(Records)
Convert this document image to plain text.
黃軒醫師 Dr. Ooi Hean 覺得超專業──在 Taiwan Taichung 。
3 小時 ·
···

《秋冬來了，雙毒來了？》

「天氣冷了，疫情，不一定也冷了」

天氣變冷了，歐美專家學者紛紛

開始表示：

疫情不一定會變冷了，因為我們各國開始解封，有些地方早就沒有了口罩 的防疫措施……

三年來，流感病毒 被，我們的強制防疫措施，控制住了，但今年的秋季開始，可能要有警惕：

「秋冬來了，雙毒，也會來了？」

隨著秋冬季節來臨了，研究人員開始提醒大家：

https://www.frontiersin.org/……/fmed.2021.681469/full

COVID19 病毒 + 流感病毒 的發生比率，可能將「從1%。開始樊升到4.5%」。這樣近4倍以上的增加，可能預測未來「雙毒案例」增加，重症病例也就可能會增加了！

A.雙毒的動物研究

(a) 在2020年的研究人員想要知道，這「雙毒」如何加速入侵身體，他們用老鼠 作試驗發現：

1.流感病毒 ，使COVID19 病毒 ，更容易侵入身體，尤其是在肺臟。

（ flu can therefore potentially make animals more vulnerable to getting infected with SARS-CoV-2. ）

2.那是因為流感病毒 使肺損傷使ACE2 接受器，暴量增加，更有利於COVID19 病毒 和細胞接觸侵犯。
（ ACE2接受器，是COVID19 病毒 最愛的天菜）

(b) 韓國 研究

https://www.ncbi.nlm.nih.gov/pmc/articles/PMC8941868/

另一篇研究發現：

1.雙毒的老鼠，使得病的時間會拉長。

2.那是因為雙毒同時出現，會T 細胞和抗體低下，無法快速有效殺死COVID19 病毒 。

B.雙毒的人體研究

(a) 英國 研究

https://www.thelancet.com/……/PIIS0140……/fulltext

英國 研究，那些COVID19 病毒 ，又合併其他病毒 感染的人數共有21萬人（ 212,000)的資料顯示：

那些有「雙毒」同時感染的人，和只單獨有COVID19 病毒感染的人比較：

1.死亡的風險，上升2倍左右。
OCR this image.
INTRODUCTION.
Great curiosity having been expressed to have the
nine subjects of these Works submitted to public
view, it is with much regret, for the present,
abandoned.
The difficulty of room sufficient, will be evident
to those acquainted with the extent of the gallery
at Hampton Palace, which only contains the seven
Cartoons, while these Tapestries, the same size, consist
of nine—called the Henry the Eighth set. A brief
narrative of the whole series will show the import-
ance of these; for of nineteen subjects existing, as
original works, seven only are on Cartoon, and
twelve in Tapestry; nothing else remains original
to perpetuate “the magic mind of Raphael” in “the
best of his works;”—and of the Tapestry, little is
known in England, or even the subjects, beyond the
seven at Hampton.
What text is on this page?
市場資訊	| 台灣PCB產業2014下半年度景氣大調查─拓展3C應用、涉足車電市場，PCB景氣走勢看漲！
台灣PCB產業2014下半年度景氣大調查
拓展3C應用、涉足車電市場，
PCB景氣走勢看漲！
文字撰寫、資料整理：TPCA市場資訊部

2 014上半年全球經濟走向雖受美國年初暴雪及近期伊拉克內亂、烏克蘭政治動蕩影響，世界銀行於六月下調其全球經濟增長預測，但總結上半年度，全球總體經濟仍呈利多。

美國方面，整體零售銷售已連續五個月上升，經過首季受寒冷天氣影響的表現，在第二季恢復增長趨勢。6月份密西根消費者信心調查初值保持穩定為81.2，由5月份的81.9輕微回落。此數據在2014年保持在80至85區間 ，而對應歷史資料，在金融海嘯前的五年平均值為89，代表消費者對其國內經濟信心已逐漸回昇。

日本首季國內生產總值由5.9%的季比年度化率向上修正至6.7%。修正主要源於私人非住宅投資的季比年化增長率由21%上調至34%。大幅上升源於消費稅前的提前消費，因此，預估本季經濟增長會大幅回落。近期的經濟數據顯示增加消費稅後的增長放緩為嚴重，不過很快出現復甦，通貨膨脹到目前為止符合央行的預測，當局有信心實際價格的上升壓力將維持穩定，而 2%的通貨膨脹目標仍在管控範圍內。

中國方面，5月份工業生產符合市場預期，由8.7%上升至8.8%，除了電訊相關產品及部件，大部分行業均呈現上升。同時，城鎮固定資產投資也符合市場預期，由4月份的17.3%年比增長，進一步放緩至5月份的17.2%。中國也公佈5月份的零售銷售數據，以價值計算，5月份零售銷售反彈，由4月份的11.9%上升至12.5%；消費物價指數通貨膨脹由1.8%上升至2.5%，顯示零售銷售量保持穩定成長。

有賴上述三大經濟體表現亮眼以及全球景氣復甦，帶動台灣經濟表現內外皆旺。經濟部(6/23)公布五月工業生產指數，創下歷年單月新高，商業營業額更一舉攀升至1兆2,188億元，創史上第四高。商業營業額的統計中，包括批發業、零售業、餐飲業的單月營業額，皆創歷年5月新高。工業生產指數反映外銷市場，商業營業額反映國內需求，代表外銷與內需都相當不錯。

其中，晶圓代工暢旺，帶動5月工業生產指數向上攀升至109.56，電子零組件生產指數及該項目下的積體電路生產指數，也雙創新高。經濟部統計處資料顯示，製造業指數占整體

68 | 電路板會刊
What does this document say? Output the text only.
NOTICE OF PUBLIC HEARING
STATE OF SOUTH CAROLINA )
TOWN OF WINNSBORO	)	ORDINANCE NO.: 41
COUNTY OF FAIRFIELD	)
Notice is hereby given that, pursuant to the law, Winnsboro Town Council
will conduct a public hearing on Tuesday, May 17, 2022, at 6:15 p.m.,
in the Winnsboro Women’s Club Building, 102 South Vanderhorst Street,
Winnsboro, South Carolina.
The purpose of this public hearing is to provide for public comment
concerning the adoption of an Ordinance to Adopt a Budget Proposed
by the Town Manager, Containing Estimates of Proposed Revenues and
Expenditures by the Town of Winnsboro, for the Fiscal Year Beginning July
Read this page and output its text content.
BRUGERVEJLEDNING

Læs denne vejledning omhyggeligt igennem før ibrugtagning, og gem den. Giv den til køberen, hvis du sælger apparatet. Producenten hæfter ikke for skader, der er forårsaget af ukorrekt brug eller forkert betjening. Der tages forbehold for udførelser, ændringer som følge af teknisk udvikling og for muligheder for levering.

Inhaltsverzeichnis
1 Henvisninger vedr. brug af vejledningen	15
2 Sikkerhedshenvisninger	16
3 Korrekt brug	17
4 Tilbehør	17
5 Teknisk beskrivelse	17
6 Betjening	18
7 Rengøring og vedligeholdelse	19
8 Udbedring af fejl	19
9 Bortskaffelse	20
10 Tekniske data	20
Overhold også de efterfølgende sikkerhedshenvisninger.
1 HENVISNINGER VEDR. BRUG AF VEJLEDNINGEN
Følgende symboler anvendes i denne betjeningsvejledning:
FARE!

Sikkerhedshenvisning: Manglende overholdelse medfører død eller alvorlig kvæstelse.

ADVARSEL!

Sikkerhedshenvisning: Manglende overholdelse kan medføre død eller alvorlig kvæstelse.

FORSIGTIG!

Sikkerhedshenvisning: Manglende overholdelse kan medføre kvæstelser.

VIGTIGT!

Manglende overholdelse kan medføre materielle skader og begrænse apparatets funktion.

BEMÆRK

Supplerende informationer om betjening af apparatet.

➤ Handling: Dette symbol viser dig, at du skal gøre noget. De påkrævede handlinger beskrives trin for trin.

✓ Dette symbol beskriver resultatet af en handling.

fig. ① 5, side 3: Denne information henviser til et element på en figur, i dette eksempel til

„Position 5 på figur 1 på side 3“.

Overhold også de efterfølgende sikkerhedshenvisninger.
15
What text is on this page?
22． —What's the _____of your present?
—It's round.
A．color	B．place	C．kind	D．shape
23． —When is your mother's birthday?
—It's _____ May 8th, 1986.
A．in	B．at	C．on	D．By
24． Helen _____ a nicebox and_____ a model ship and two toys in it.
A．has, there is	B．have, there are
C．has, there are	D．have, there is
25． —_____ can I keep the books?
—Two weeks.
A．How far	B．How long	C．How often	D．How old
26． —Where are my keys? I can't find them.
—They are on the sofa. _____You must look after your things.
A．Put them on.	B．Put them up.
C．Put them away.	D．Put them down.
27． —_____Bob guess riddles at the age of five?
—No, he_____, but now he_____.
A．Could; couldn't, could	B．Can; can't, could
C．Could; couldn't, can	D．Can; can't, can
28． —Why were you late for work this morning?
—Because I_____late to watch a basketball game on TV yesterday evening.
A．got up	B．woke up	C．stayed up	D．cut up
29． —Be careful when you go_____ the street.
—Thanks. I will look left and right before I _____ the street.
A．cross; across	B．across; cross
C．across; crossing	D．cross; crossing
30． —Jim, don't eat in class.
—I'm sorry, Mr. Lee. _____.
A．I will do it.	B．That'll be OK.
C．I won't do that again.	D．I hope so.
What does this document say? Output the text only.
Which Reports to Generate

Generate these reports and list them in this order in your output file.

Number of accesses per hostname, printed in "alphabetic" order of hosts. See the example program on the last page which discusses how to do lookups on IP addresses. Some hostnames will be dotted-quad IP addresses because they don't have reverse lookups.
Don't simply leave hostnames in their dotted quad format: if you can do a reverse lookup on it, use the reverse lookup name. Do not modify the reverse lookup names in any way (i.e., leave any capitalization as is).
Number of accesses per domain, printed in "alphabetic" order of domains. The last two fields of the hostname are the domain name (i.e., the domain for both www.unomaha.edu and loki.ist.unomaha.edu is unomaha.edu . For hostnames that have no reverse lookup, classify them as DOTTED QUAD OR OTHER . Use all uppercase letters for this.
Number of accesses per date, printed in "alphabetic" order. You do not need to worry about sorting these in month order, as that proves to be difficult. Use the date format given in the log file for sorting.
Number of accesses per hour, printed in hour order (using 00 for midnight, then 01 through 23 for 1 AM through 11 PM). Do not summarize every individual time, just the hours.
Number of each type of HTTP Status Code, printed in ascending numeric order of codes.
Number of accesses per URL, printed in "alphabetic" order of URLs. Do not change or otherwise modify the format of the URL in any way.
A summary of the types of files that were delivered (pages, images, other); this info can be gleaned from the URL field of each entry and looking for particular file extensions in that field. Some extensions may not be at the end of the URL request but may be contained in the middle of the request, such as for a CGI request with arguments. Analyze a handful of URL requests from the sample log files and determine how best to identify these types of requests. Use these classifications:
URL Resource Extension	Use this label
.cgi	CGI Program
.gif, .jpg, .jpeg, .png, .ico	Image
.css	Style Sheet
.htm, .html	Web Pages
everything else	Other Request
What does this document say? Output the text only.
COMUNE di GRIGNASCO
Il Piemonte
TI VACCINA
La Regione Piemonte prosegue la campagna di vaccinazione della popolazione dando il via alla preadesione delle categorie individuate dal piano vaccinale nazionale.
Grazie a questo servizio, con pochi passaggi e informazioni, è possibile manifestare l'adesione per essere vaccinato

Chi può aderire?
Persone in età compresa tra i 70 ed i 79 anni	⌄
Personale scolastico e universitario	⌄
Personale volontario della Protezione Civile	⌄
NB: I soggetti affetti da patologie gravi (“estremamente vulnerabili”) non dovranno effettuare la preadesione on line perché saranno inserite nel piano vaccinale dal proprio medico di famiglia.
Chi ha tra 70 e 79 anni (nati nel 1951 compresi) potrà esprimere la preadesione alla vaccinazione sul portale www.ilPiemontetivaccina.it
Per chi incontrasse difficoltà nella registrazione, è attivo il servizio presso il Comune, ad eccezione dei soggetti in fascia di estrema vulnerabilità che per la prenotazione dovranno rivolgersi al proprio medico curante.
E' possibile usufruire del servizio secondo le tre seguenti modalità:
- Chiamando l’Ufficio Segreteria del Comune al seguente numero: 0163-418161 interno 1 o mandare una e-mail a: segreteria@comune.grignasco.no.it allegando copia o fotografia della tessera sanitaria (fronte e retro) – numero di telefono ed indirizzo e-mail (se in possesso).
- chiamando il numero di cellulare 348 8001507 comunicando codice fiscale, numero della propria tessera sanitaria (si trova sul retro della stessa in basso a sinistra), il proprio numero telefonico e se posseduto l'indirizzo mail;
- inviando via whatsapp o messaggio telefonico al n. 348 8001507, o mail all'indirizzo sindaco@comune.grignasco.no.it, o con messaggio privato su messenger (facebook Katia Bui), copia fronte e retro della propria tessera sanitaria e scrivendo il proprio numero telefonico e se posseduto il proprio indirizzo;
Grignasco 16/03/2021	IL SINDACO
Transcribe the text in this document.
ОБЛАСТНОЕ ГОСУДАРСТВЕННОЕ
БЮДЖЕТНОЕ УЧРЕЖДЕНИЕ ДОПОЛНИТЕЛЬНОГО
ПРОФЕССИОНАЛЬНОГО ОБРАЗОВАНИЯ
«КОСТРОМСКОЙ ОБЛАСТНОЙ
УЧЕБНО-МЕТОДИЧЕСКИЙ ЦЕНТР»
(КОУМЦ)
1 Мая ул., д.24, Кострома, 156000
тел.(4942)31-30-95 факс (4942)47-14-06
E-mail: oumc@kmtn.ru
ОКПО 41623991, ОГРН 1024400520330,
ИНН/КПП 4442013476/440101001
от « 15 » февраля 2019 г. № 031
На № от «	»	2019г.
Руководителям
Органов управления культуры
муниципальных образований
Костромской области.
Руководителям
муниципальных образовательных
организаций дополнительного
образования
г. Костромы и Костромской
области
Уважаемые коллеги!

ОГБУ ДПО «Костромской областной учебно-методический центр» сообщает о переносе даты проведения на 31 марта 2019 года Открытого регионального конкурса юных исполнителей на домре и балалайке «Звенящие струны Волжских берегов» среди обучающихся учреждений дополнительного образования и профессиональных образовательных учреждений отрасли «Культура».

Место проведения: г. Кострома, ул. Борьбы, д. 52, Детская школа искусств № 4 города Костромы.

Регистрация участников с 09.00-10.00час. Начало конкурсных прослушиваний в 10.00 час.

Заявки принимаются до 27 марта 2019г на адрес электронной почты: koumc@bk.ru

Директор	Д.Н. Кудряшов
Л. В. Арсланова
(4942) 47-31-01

[Given exercise] Across the material above, count every line holding "Hampton" and write down only the number.

[Answer to this problem] 2